[Items from a figure collection]
** start **

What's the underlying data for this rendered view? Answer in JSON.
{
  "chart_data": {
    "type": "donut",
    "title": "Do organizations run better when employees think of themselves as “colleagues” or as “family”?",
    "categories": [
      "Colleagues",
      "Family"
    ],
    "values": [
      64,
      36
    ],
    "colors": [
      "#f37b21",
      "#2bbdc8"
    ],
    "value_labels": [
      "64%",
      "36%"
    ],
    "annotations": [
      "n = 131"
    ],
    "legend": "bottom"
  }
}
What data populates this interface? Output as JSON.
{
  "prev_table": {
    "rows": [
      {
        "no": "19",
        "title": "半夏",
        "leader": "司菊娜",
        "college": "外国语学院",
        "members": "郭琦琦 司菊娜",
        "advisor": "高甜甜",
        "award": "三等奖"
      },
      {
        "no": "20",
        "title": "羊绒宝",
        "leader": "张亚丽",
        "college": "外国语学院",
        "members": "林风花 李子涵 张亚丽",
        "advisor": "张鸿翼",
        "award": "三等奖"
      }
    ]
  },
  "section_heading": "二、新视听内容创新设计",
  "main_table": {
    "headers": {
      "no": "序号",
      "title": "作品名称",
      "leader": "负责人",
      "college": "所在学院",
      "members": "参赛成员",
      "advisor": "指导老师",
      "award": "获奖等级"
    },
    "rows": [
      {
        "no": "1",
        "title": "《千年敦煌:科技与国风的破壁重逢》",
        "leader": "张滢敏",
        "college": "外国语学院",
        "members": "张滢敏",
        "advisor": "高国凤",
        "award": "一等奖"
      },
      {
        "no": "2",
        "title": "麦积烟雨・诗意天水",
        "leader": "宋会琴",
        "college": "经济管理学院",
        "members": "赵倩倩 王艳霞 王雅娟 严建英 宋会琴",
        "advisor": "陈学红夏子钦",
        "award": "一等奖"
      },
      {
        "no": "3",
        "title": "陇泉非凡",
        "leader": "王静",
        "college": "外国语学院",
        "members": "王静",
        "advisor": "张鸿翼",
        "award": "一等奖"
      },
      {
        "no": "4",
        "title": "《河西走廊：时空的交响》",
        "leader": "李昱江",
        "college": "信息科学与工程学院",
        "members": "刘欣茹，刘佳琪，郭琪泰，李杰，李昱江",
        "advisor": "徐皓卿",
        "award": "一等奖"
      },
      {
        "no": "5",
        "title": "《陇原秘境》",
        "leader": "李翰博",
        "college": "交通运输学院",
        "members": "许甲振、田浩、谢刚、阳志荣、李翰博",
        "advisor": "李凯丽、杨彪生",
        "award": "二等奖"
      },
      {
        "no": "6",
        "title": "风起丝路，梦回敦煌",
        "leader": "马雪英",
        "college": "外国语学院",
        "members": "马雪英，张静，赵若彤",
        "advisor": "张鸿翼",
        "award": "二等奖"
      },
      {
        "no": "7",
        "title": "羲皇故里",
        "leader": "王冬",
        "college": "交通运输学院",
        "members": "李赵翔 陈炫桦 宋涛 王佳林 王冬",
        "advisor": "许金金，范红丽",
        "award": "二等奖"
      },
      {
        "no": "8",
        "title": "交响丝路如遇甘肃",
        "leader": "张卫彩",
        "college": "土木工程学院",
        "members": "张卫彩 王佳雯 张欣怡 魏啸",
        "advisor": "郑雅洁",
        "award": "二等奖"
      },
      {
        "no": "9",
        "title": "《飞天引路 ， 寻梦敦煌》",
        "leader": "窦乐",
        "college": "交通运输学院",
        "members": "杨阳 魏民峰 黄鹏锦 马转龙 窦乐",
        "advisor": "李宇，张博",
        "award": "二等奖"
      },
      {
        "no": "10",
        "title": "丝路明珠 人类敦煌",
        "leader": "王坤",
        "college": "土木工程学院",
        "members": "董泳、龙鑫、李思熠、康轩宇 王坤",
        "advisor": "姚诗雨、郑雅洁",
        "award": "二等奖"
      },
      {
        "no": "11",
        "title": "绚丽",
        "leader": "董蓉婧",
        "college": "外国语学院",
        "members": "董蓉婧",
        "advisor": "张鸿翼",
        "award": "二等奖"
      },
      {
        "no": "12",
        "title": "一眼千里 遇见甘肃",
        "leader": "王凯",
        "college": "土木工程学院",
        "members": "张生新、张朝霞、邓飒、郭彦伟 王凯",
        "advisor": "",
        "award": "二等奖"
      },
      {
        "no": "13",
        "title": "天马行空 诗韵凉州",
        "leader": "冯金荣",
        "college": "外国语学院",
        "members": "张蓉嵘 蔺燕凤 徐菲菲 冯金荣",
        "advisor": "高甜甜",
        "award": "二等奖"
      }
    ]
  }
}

** end **

## SET EXERCISE
List each line of the entries that holds the string "this".

## EXPECTED OUTPUT
What's the underlying data for this rendered view? Answer in JSON.
What data populates this interface? Output as JSON.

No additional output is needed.